### Task details:
Could you write out every record below exactly, leaving out any pictures?

--- START Supplied entries ---

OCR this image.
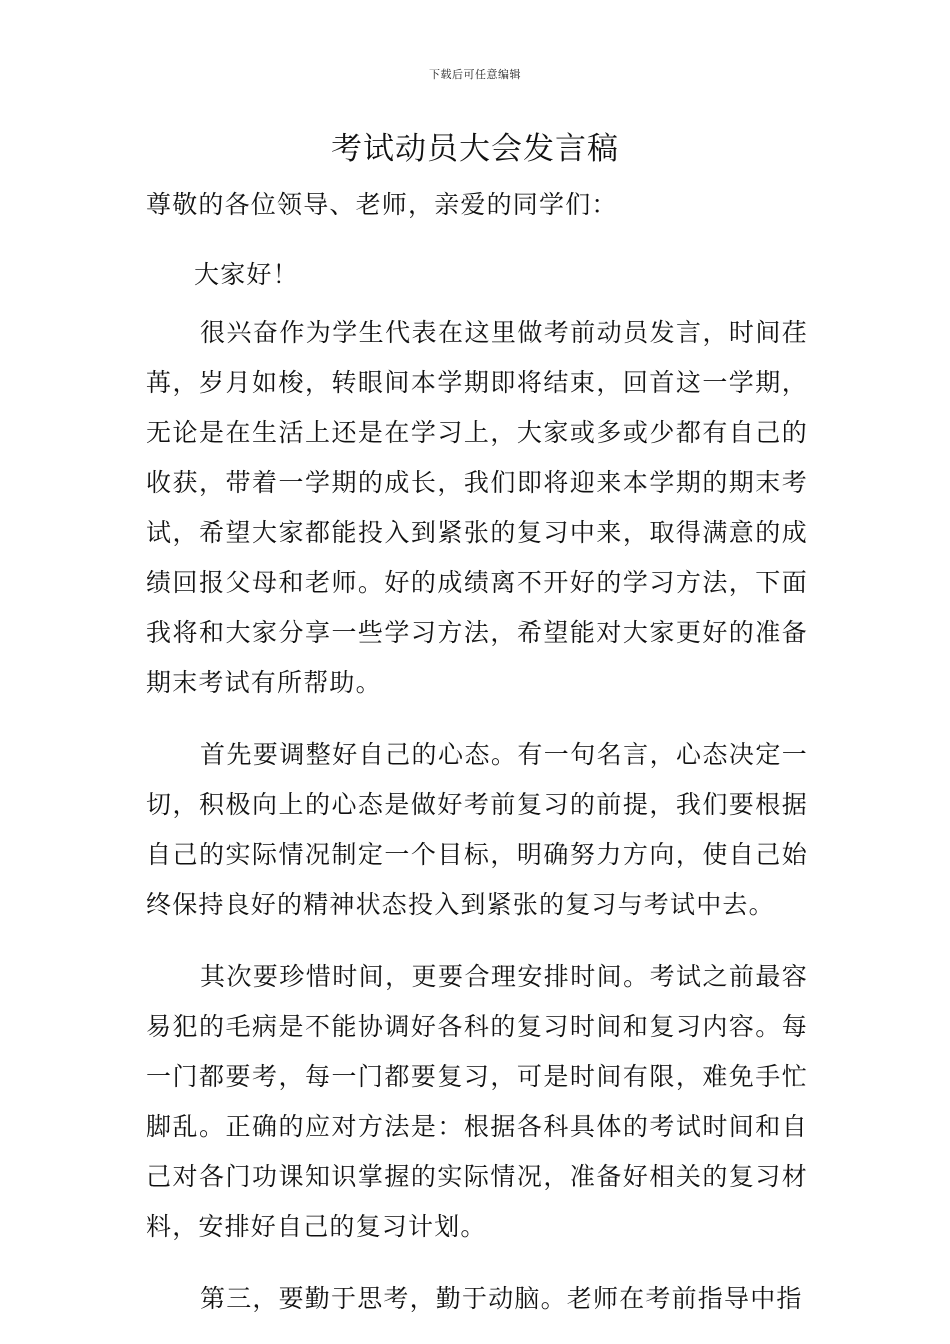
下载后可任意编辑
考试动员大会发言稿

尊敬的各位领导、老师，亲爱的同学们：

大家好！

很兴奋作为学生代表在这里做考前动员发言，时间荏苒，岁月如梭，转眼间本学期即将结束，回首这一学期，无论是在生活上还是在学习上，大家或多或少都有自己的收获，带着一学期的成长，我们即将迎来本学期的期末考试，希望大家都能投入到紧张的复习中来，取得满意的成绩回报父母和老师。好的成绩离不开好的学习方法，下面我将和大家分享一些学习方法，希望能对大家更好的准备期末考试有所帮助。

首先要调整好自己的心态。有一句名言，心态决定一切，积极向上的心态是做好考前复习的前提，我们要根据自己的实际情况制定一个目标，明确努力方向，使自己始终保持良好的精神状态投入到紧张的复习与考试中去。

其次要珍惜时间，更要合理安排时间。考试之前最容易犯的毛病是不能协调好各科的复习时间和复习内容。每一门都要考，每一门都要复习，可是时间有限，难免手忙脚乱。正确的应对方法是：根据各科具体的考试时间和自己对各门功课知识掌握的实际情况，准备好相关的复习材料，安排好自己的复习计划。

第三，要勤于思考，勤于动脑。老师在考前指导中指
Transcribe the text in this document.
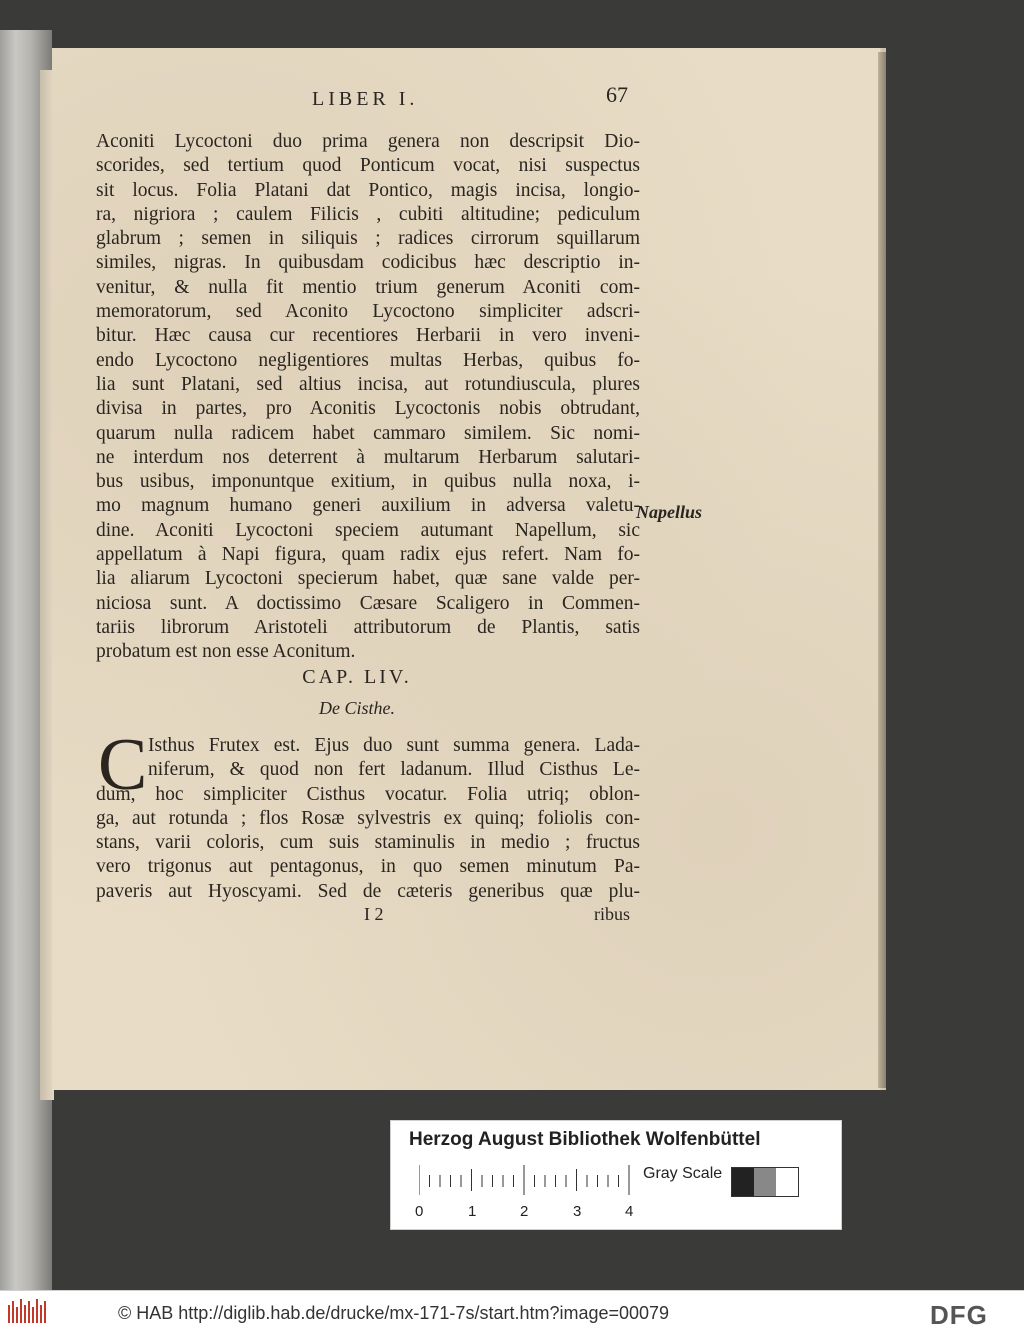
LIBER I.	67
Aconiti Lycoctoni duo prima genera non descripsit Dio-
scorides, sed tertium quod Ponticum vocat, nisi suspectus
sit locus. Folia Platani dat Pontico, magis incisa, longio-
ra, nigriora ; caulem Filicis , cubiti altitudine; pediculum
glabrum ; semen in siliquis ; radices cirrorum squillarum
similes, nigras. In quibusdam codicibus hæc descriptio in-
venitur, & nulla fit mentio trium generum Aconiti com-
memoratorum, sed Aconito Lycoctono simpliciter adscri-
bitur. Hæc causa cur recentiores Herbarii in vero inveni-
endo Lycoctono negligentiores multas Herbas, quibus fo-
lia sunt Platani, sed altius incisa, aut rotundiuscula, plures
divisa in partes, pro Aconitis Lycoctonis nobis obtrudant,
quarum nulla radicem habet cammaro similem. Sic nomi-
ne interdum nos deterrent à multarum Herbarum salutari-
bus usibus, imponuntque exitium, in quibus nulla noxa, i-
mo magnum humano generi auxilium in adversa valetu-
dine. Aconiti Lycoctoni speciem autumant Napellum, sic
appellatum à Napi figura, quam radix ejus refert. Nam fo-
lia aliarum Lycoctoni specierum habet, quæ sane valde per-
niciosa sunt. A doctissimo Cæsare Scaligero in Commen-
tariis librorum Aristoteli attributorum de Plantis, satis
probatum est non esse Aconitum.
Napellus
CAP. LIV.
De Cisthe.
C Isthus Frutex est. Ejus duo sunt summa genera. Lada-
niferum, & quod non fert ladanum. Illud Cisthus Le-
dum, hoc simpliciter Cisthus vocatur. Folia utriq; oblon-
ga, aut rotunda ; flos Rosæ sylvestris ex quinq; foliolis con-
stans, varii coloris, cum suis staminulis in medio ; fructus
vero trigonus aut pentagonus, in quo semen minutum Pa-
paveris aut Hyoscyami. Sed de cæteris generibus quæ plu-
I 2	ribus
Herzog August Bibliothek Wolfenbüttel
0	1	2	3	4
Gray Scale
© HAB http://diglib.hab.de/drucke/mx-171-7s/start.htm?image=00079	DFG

--- END Supplied entries ---

### Completed exercise:
OCR this image.
下载后可任意编辑
考试动员大会发言稿

尊敬的各位领导、老师，亲爱的同学们：

大家好！

很兴奋作为学生代表在这里做考前动员发言，时间荏苒，岁月如梭，转眼间本学期即将结束，回首这一学期，无论是在生活上还是在学习上，大家或多或少都有自己的收获，带着一学期的成长，我们即将迎来本学期的期末考试，希望大家都能投入到紧张的复习中来，取得满意的成绩回报父母和老师。好的成绩离不开好的学习方法，下面我将和大家分享一些学习方法，希望能对大家更好的准备期末考试有所帮助。

首先要调整好自己的心态。有一句名言，心态决定一切，积极向上的心态是做好考前复习的前提，我们要根据自己的实际情况制定一个目标，明确努力方向，使自己始终保持良好的精神状态投入到紧张的复习与考试中去。

其次要珍惜时间，更要合理安排时间。考试之前最容易犯的毛病是不能协调好各科的复习时间和复习内容。每一门都要考，每一门都要复习，可是时间有限，难免手忙脚乱。正确的应对方法是：根据各科具体的考试时间和自己对各门功课知识掌握的实际情况，准备好相关的复习材料，安排好自己的复习计划。

第三，要勤于思考，勤于动脑。老师在考前指导中指
Transcribe the text in this document.
LIBER I.	67
Aconiti Lycoctoni duo prima genera non descripsit Dio-
scorides, sed tertium quod Ponticum vocat, nisi suspectus
sit locus. Folia Platani dat Pontico, magis incisa, longio-
ra, nigriora ; caulem Filicis , cubiti altitudine; pediculum
glabrum ; semen in siliquis ; radices cirrorum squillarum
similes, nigras. In quibusdam codicibus hæc descriptio in-
venitur, & nulla fit mentio trium generum Aconiti com-
memoratorum, sed Aconito Lycoctono simpliciter adscri-
bitur. Hæc causa cur recentiores Herbarii in vero inveni-
endo Lycoctono negligentiores multas Herbas, quibus fo-
lia sunt Platani, sed altius incisa, aut rotundiuscula, plures
divisa in partes, pro Aconitis Lycoctonis nobis obtrudant,
quarum nulla radicem habet cammaro similem. Sic nomi-
ne interdum nos deterrent à multarum Herbarum salutari-
bus usibus, imponuntque exitium, in quibus nulla noxa, i-
mo magnum humano generi auxilium in adversa valetu-
dine. Aconiti Lycoctoni speciem autumant Napellum, sic
appellatum à Napi figura, quam radix ejus refert. Nam fo-
lia aliarum Lycoctoni specierum habet, quæ sane valde per-
niciosa sunt. A doctissimo Cæsare Scaligero in Commen-
tariis librorum Aristoteli attributorum de Plantis, satis
probatum est non esse Aconitum.
Napellus
CAP. LIV.
De Cisthe.
C Isthus Frutex est. Ejus duo sunt summa genera. Lada-
niferum, & quod non fert ladanum. Illud Cisthus Le-
dum, hoc simpliciter Cisthus vocatur. Folia utriq; oblon-
ga, aut rotunda ; flos Rosæ sylvestris ex quinq; foliolis con-
stans, varii coloris, cum suis staminulis in medio ; fructus
vero trigonus aut pentagonus, in quo semen minutum Pa-
paveris aut Hyoscyami. Sed de cæteris generibus quæ plu-
I 2	ribus
Herzog August Bibliothek Wolfenbüttel
0	1	2	3	4
Gray Scale
© HAB http://diglib.hab.de/drucke/mx-171-7s/start.htm?image=00079	DFG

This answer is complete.